##### WORKING DATA #####

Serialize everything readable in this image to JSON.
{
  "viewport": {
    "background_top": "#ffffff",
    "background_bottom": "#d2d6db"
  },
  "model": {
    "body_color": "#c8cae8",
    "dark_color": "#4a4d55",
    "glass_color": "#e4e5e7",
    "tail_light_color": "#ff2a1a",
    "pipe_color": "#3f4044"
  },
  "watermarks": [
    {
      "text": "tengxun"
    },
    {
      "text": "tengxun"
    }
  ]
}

#####

**WHAT IS NEEDED:** Exactly reproduce all of the entries.

**SOLUTION FOR THIS TASK:**
Serialize everything readable in this image to JSON.
{
  "viewport": {
    "background_top": "#ffffff",
    "background_bottom": "#d2d6db"
  },
  "model": {
    "body_color": "#c8cae8",
    "dark_color": "#4a4d55",
    "glass_color": "#e4e5e7",
    "tail_light_color": "#ff2a1a",
    "pipe_color": "#3f4044"
  },
  "watermarks": [
    {
      "text": "tengxun"
    },
    {
      "text": "tengxun"
    }
  ]
}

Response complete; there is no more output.